BEGIN Entries
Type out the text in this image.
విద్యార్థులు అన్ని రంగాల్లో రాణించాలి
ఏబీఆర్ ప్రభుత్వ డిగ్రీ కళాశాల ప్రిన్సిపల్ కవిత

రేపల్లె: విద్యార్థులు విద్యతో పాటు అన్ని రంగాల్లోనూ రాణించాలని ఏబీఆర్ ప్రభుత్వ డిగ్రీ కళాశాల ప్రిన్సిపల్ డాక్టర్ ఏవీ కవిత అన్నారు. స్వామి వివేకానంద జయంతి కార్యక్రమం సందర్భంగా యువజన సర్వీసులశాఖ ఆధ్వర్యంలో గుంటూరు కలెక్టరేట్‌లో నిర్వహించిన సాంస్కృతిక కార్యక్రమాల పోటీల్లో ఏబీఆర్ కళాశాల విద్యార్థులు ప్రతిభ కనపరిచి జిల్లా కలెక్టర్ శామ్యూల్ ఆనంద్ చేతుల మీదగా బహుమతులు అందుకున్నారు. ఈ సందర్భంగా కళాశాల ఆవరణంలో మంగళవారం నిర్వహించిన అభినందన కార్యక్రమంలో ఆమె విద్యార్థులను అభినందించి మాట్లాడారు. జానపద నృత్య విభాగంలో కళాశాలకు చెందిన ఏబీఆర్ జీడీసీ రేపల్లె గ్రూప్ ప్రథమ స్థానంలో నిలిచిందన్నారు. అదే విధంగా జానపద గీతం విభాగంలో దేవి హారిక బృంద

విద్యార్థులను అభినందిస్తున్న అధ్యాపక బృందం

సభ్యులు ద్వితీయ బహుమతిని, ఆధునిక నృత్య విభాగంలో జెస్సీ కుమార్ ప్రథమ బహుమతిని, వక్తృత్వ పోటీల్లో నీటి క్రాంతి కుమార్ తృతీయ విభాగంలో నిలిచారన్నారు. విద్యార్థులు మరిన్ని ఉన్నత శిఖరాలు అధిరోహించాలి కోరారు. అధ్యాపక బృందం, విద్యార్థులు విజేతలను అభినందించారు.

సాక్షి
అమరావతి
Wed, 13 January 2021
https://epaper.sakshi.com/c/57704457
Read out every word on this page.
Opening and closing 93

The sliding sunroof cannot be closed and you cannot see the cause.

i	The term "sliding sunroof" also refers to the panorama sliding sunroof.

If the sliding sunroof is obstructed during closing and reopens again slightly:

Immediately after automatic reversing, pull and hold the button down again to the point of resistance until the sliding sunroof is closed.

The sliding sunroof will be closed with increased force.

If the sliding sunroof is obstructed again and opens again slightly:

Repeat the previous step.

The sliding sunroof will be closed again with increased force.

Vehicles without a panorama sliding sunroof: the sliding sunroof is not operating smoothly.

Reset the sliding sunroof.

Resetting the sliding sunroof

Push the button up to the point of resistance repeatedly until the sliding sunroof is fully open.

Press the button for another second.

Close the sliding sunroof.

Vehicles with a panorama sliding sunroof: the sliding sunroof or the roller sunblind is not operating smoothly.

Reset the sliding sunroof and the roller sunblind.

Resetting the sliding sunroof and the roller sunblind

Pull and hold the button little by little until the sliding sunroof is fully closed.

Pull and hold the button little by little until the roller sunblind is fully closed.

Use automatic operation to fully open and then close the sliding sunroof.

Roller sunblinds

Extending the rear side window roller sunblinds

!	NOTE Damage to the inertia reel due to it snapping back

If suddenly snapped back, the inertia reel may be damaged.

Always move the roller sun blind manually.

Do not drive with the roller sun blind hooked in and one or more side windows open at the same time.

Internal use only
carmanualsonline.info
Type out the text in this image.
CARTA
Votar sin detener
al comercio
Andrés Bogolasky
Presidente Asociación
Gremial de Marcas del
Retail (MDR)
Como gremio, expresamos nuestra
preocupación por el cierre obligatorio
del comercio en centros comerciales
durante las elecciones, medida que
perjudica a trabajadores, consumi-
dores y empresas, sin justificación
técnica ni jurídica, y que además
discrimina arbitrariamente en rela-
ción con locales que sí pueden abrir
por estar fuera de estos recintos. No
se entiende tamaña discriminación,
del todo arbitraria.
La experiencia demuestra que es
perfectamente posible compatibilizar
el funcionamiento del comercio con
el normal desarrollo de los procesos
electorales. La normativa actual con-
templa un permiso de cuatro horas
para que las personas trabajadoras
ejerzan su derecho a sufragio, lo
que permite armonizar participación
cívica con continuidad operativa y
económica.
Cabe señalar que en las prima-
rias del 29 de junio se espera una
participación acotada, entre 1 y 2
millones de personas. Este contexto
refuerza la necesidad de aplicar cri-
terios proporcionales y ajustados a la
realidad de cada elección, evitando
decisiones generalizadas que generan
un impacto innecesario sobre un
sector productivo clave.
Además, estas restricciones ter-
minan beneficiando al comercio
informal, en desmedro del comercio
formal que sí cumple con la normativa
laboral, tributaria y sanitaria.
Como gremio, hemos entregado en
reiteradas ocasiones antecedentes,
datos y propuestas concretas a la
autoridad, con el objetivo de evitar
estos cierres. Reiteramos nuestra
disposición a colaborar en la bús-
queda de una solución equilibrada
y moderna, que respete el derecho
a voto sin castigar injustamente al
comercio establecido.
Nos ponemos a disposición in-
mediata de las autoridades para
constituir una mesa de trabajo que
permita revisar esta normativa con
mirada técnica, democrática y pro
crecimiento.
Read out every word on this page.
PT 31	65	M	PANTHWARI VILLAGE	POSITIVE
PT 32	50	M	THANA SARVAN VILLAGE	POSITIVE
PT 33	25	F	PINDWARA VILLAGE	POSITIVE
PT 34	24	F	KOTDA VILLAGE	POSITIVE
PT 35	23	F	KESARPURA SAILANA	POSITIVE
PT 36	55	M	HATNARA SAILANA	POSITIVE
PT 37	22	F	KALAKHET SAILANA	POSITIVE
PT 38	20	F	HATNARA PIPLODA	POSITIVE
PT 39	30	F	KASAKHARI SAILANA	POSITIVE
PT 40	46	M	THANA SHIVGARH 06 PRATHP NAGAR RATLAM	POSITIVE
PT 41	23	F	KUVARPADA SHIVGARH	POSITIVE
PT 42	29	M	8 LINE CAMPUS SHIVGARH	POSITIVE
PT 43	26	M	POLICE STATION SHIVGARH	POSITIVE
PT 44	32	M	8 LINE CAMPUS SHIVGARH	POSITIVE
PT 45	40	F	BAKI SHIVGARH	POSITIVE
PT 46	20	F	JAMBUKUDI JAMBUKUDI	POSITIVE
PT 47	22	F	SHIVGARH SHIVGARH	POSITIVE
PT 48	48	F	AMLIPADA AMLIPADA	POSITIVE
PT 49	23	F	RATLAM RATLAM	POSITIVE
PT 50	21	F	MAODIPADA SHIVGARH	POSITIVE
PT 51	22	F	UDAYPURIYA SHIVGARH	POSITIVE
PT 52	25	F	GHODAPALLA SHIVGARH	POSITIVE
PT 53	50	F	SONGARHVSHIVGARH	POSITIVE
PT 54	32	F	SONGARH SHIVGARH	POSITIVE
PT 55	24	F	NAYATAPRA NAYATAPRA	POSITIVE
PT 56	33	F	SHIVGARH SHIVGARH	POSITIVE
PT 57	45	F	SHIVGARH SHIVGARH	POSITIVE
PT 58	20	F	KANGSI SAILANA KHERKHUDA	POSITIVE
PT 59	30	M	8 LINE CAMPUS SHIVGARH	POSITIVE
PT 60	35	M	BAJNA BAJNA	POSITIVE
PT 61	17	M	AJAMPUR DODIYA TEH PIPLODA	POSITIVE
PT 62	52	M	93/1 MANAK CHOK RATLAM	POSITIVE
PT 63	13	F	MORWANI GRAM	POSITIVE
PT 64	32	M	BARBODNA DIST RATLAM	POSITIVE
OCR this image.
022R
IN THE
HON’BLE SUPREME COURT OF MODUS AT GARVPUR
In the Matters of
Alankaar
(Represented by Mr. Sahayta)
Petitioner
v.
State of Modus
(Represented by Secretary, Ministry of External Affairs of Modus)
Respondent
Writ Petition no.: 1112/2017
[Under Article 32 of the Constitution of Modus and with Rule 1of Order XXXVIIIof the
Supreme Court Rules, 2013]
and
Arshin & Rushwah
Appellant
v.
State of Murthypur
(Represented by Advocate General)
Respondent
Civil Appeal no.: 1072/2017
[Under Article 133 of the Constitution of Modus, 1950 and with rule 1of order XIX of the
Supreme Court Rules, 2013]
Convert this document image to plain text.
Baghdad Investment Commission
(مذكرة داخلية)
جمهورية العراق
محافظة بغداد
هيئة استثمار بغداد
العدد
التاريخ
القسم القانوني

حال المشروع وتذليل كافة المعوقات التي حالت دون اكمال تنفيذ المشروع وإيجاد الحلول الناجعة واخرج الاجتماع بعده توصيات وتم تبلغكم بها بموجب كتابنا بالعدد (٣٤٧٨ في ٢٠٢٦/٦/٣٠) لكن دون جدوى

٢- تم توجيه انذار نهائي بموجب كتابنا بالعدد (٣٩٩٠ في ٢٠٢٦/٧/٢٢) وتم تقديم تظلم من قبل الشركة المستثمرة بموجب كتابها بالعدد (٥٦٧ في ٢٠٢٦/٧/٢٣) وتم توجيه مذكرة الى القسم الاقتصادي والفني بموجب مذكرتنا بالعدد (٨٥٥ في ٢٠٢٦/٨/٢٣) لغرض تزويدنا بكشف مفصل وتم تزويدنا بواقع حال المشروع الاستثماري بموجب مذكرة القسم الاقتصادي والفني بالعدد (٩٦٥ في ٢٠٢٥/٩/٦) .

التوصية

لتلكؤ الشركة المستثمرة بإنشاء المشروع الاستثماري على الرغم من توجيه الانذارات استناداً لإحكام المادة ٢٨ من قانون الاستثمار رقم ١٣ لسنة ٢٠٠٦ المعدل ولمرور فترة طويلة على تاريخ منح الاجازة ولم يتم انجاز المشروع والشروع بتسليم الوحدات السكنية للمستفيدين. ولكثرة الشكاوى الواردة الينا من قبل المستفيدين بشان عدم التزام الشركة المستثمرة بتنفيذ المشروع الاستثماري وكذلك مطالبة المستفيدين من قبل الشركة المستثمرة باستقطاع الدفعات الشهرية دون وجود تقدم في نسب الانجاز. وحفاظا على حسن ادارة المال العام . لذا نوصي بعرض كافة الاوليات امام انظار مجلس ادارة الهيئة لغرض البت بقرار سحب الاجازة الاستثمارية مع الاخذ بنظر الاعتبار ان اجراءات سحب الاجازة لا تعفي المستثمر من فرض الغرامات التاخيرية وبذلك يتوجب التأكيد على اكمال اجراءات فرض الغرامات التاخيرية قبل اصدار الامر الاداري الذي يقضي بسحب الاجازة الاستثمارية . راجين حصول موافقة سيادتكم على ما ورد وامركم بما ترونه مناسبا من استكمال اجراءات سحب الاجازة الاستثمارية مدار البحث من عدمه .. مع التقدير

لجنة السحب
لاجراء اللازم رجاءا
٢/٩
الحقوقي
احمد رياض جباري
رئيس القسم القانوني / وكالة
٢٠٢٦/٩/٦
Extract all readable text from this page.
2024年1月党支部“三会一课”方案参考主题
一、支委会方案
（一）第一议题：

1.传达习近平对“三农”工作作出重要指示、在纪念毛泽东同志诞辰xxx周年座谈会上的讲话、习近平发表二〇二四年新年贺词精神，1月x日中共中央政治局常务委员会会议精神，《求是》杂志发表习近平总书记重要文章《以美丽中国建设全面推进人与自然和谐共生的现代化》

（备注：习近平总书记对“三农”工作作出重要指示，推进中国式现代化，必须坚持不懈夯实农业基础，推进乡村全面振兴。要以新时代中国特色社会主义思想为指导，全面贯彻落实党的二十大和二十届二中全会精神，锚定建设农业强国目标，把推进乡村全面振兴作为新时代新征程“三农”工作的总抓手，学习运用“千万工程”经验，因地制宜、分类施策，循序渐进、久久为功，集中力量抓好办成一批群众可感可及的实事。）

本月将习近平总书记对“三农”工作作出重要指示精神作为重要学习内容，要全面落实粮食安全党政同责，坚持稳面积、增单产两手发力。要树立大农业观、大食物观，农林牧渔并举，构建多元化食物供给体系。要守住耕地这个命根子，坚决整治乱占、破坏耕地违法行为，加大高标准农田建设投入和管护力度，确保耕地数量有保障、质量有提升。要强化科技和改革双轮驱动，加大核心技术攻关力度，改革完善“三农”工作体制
END Entries
Identify which lines contain the word "resistance" and copy each one.

**Exercise result:**
Immediately after automatic reversing, pull and hold the button down again to the point of resistance until the sliding sunroof is closed.
Push the button up to the point of resistance repeatedly until the sliding sunroof is fully open.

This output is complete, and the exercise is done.